Your task: Each entry in the listing below should be restated word for word.

Record set:

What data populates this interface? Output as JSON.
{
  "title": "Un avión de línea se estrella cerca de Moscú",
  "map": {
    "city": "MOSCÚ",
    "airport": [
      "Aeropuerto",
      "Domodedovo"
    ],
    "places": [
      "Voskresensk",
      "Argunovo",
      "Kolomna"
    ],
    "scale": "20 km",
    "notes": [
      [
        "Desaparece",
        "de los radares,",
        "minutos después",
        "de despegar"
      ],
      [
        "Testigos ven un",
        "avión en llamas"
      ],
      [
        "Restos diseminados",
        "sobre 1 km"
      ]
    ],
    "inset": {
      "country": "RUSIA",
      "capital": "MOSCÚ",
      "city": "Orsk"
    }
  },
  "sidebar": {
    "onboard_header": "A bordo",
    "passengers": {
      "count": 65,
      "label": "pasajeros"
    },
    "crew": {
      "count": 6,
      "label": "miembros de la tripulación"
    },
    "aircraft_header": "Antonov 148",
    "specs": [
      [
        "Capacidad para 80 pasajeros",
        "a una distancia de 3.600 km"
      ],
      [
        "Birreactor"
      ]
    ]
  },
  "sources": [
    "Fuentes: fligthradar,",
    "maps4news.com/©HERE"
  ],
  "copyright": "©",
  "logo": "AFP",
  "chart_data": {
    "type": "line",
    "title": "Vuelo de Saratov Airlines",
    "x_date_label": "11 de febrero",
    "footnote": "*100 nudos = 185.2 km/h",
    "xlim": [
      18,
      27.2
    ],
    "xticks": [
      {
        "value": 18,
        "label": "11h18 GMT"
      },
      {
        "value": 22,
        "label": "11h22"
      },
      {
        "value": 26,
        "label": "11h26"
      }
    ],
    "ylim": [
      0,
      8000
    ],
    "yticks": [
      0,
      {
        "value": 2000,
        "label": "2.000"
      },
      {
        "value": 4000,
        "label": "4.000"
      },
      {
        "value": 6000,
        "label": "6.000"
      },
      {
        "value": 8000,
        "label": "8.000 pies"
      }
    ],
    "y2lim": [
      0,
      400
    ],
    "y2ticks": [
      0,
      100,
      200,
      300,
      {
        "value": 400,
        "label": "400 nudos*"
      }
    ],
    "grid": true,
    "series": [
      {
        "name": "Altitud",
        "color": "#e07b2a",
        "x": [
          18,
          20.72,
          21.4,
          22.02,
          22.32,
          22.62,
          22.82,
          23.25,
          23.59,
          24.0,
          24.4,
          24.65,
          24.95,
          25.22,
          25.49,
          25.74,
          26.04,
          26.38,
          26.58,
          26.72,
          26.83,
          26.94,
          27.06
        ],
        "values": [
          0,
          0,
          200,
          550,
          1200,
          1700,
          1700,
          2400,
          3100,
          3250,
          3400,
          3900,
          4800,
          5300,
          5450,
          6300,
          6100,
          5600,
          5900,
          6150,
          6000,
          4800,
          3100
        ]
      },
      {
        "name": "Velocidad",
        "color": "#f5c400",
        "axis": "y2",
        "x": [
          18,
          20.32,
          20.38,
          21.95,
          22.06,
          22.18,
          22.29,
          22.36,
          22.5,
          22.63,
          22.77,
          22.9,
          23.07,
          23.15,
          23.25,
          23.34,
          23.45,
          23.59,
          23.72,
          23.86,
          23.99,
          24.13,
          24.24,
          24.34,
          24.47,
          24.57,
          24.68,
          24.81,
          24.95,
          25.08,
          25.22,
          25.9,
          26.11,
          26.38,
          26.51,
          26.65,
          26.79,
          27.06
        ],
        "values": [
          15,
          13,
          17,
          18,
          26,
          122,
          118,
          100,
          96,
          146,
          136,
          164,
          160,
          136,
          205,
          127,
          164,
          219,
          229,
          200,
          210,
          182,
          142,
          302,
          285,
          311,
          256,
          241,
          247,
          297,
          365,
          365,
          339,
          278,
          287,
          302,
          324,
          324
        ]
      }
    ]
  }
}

Complete response:
What data populates this interface? Output as JSON.
{
  "title": "Un avión de línea se estrella cerca de Moscú",
  "map": {
    "city": "MOSCÚ",
    "airport": [
      "Aeropuerto",
      "Domodedovo"
    ],
    "places": [
      "Voskresensk",
      "Argunovo",
      "Kolomna"
    ],
    "scale": "20 km",
    "notes": [
      [
        "Desaparece",
        "de los radares,",
        "minutos después",
        "de despegar"
      ],
      [
        "Testigos ven un",
        "avión en llamas"
      ],
      [
        "Restos diseminados",
        "sobre 1 km"
      ]
    ],
    "inset": {
      "country": "RUSIA",
      "capital": "MOSCÚ",
      "city": "Orsk"
    }
  },
  "sidebar": {
    "onboard_header": "A bordo",
    "passengers": {
      "count": 65,
      "label": "pasajeros"
    },
    "crew": {
      "count": 6,
      "label": "miembros de la tripulación"
    },
    "aircraft_header": "Antonov 148",
    "specs": [
      [
        "Capacidad para 80 pasajeros",
        "a una distancia de 3.600 km"
      ],
      [
        "Birreactor"
      ]
    ]
  },
  "sources": [
    "Fuentes: fligthradar,",
    "maps4news.com/©HERE"
  ],
  "copyright": "©",
  "logo": "AFP",
  "chart_data": {
    "type": "line",
    "title": "Vuelo de Saratov Airlines",
    "x_date_label": "11 de febrero",
    "footnote": "*100 nudos = 185.2 km/h",
    "xlim": [
      18,
      27.2
    ],
    "xticks": [
      {
        "value": 18,
        "label": "11h18 GMT"
      },
      {
        "value": 22,
        "label": "11h22"
      },
      {
        "value": 26,
        "label": "11h26"
      }
    ],
    "ylim": [
      0,
      8000
    ],
    "yticks": [
      0,
      {
        "value": 2000,
        "label": "2.000"
      },
      {
        "value": 4000,
        "label": "4.000"
      },
      {
        "value": 6000,
        "label": "6.000"
      },
      {
        "value": 8000,
        "label": "8.000 pies"
      }
    ],
    "y2lim": [
      0,
      400
    ],
    "y2ticks": [
      0,
      100,
      200,
      300,
      {
        "value": 400,
        "label": "400 nudos*"
      }
    ],
    "grid": true,
    "series": [
      {
        "name": "Altitud",
        "color": "#e07b2a",
        "x": [
          18,
          20.72,
          21.4,
          22.02,
          22.32,
          22.62,
          22.82,
          23.25,
          23.59,
          24.0,
          24.4,
          24.65,
          24.95,
          25.22,
          25.49,
          25.74,
          26.04,
          26.38,
          26.58,
          26.72,
          26.83,
          26.94,
          27.06
        ],
        "values": [
          0,
          0,
          200,
          550,
          1200,
          1700,
          1700,
          2400,
          3100,
          3250,
          3400,
          3900,
          4800,
          5300,
          5450,
          6300,
          6100,
          5600,
          5900,
          6150,
          6000,
          4800,
          3100
        ]
      },
      {
        "name": "Velocidad",
        "color": "#f5c400",
        "axis": "y2",
        "x": [
          18,
          20.32,
          20.38,
          21.95,
          22.06,
          22.18,
          22.29,
          22.36,
          22.5,
          22.63,
          22.77,
          22.9,
          23.07,
          23.15,
          23.25,
          23.34,
          23.45,
          23.59,
          23.72,
          23.86,
          23.99,
          24.13,
          24.24,
          24.34,
          24.47,
          24.57,
          24.68,
          24.81,
          24.95,
          25.08,
          25.22,
          25.9,
          26.11,
          26.38,
          26.51,
          26.65,
          26.79,
          27.06
        ],
        "values": [
          15,
          13,
          17,
          18,
          26,
          122,
          118,
          100,
          96,
          146,
          136,
          164,
          160,
          136,
          205,
          127,
          164,
          219,
          229,
          200,
          210,
          182,
          142,
          302,
          285,
          311,
          256,
          241,
          247,
          297,
          365,
          365,
          339,
          278,
          287,
          302,
          324,
          324
        ]
      }
    ]
  }
}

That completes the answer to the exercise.